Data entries
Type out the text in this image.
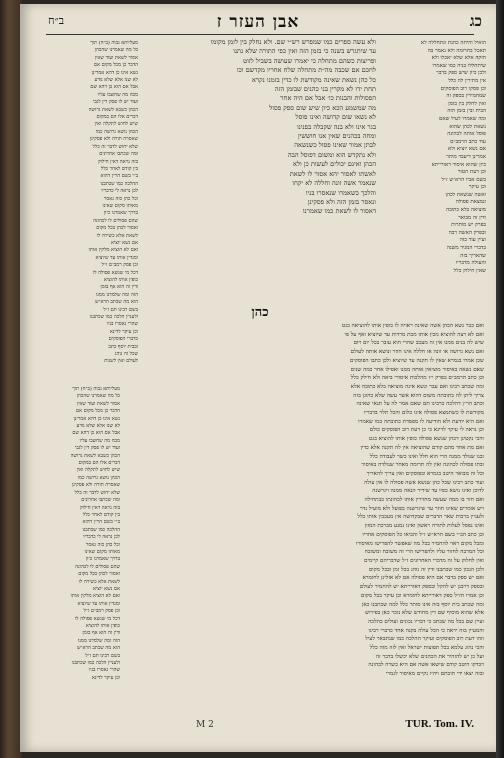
ב״ח	אבן העזר ז	כג
הואיל והיתה כהנת ונתחללה לא
תאכל בתרומה ולא נאמר בה
חזקה אלא שלא יאכלו ולא
שיתחללו בניה כמו שאמרו
ולכן כיון שיש ספק בדבר
אין מתירין לה כלל
וכן פסקו רוב הפוסקים
שמחמירין בספק זה
ואין לחלק בין בזמן
הבית ובין בזמן הזה
ומה שאמרו לעיל שאם
נשאת לכהן שהוא
פוסל אותה לכהונה
עוד כתב הרמב״ם
אם נשא יוציא ולא
אמרינן דיעבד מותר
כיון שהוא איסור דאורייתא
וכן דעת הטור
בשם אביו הרא״ש ז״ל
וכן עיקר
ואשה שנשאת לכהן
ונמצאת פסולה
מוציאה בלא כתובה
ודין זה מבואר
בפרק יש מותרות
ובפרק האשה רבה
ועיין עוד בזה
בדברי המגיד משנה
שהאריך בזה
והעולה מדבריו
שאין חילוק כלל
ולא עשה ספרים כמו שמפרש רש״י שם. ולא נחלק בין לזמן מקומו
עד שיתגרש בשנה כי בזמן הזה ואין כפי התורה שלא נתנו
ופריצות כשהם מתחלה כי יאמרו שעושה בשביל לזוט
לחכם אם שכבה מה״ת מתחלה שלח אחריו מקדשם וכו
כל כהן נשאת שאינה מקודשת לו כדין בזמנו נקרא
תחת ידו לא מקרין בני כהנים שבזמן הזה
הפסולות והבנות כו׳ אבל אם היה אחר
מה שמשמע הכא כיון שיש שום ספק פסול
לא נשאו שום קדושה ואינו פוסל
בגר אינו ולא בנה שקבלה בפנינו
ומחה בכהנים שאין אנו חוששין
לבתן אמור שאינו פסול כשנשאה
ולא נתקדש הוא ומשום דפוסל הבה
הכהן ואינם יכולים לעשות כן ולא
לאשתו לאסור יהא אסור לו לשאת
שנאמר אשה זונה וחללה לא יקחו
והלכך כשאמרו שנאסרו בניו
ונאסר בזמן הזה ולא פסקינן
דאסור לו לשאת כמו שאמרנו
כהן
מעליותא גבוה (ב״ח) תוך
כל מה שאמרנו שהכהן
אסור לשאת ועוד שאין
הדבר כן מכל מקום אם
נשא אינו כן דהא אמרינן
לא שנו אלא שלא נודע
אבל אם הוא כן דהא שם
מכה מה שחשבו עליו
ועוד יש לו פסק דין לגבי
הכהן כשבא לשאת גרושה
דברים אלו הם במקום
שיש לחוש לתקלה ואין
הכהן נושא גרושה כמו
שאסרה תורה ולא פסקינן
שלא יחוש לדבר זה כלל
ומה שכתבו אחרונים
בזה נראה דאין חילוק
בין קודם לאחר כלל
ב״י בשם הר״ן דהוא
ההלכה כמו שכתבנו
לכן נראה לי כדבריו
וכל כהן כזה נאסר
מאותו מקום שאינו
בדרך שאמרנו כיון
שהם פסולים לו לכהונה
ואסור לכהן בכל מקום
לשאת אלא כשירה לו
אם נשא יוציא
ואם לא הוציא מלקין אותו
ומנדין אותו עד שיוציא
וכן פסק רמב״ם ז״ל
דכל מי שנשא פסולה לו
כופין אותו להוציא
ודין זה הוא אף בזמן
הזה ומה שלמדנו ממנו
הוא מה שכתב הרא״ש
בשם רבינו תם ז״ל
ולעניין הלכה כמו שכתבנו
שהרי נאסרו בניו
וכן עיקר לדינא
כדברי הפוסקים
ובבית יוסף כתב
שכל זה נוהג
לעולם ואין לשנות
ואם כבר נשא הכהן אשה שאינה ראויה לו כופין אותו להוציאה בגט
ואם לא רצה להוציא מכין אותו מכת מרדות עד שיוציא ואף על פי
שיש לה בנים ממנו אין זה מעכב שהרי הוא עובר בכל יום ויום
ואם נשא גרושה או זונה או חללה אינו חוזר ונושא אותה לעולם
שכן אמרו בגמרא שאין לו תקנה עד שיוציא ולכן כתבו הפוסקים
שאם נשאה באיסור מוציאין אותה ממנו ואפילו אחר כמה שנים
וכן כתב הרמב״ם בפרק י״ז מהלכות איסורי ביאה ולא חילק כלל
ומה שכתב רבינו ואם עבר ונשא אינה מוציאה בלא כתובה אלא
צריך ליתן לה כתובתה משום דהוא אשר עשה שלא כהוגן בזה
וכתב הר״ן דהלכה כרבינו תם שאם אמר לה על תנאי שאינה
מקודשת לו כשתמצא פסולה אינו כלום והכל תלוי בדבריו
ואם היא יודעת ולא הודיעה לו מפסדת כתובתה כמו שאמרו
וכן נראה לי עיקר לדינא כי כן דעת רוב הפוסקים כולם
והכי נקטינן דכהן שנשא פסולה כופין אותו להוציא בגט
ואם מת אחד מהם קודם שהוציאה אין לה תקנה אלא כדין
ובנו שנולד ממנה הרי הוא חלל ואינו כשר לעבודה כלל
ובתו פסולה לכהונה ואין לה תרומה מאחר שנולדה באיסור
וכל זה מבואר היטב בגמרא ובפוסקים ואין צריך להאריך
ועוד כתב רבינו שכל כהן שנשא אשה פסולה לו אין עולה
לדוכן ואינו נושא כפיו עד שידיר הנאה ממנה ויגרשנה
ואם חזר בו ממה שעשה מחזירין אותו לכהונתו כבתחילה
ויש אומרים שאינו חוזר עד שיגרשנה בפועל ולא מועיל נדר
ולעניין ברכות שאר הדברים שבקדושה אין מעכבין אותו כלל
ואינו נפסל לעלות לתורה ראשון ואינו נמנע מברכת המזון
וכן כתב הב״י בשם הרא״ש ז״ל והביאו כל הפוסקים אחריו
ומכל מקום ראוי להחמיר בכל מה שאפשר להפרישו מאיסורו
וכל המרבה לחזור עליו ולהפרישו הרי זה משובח ומשובח
ואין לחלוק על זה מדברי האחרונים ז״ל שדבריהם קיימים
ולכן הנכון כמו שכתבנו ודין זה נוהג בכל זמן ובכל מקום
ואם יש ספק בדבר אם היא פסולה אם לא אזלינן לחומרא
ובספק דרבנן יש להקל ובספק דאורייתא יש להחמיר לעולם
וכן אמרו חז״ל ספק דאורייתא לחומרא וכן עיקר בכל מקום
ומה שכתב בית יוסף בזה אינו סותר כלל למה שכתבנו כאן
אלא שהוא מוסיף שם דין מחודש שלא נזכר כאן בפירוש
ועיין שם בכל מה שכתב כי דבריו נכונים ועולים כהלכה
והמעיין בזה יראה כי הכל עולה בקנה אחד כדברי רבינו
וזהו דעת רוב הפוסקים ועיקר ההלכה כמו שנתבאר לעיל
והכי נהוג עלמא בכל תפוצות ישראל ואין לזוז מזה כלל
ועל כן יש להזהיר את הכהנים שלא יכשלו בדבר זה
ויבדקו היטב קודם שישאו אשה אם היא כשרה לכהונה
ובזה יצאו ידי חובתם ויהיו נקיים מאיסור לגמרי
מעליותא גבוה (ב״ח) תוך
כל מה שאמרנו שהכהן
אסור לשאת ועוד שאין
הדבר כן מכל מקום אם
נשא אינו כן דהא אמרינן
לא שנו אלא שלא נודע
אבל אם הוא כן דהא שם
מכה מה שחשבו עליו
ועוד יש לו פסק דין לגבי
הכהן כשבא לשאת גרושה
דברים אלו הם במקום
שיש לחוש לתקלה ואין
הכהן נושא גרושה כמו
שאסרה תורה ולא פסקינן
שלא יחוש לדבר זה כלל
ומה שכתבו אחרונים
בזה נראה דאין חילוק
בין קודם לאחר כלל
ב״י בשם הר״ן דהוא
ההלכה כמו שכתבנו
לכן נראה לי כדבריו
וכל כהן כזה נאסר
מאותו מקום שאינו
בדרך שאמרנו כיון
שהם פסולים לו לכהונה
ואסור לכהן בכל מקום
לשאת אלא כשירה לו
אם נשא יוציא
ואם לא הוציא מלקין אותו
ומנדין אותו עד שיוציא
וכן פסק רמב״ם ז״ל
דכל מי שנשא פסולה לו
כופין אותו להוציא
ודין זה הוא אף בזמן
הזה ומה שלמדנו ממנו
הוא מה שכתב הרא״ש
בשם רבינו תם ז״ל
ולעניין הלכה כמו שכתבנו
שהרי נאסרו בניו
וכן עיקר לדינא
M 2	TUR. Tom. IV.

§ Objective
Find the lines holding "לכהן" and list every one.

§ Result
נשאת לכהן שהוא
ואשה שנשאת לכהן
ואסור לכהן בכל מקום
ואסור לכהן בכל מקום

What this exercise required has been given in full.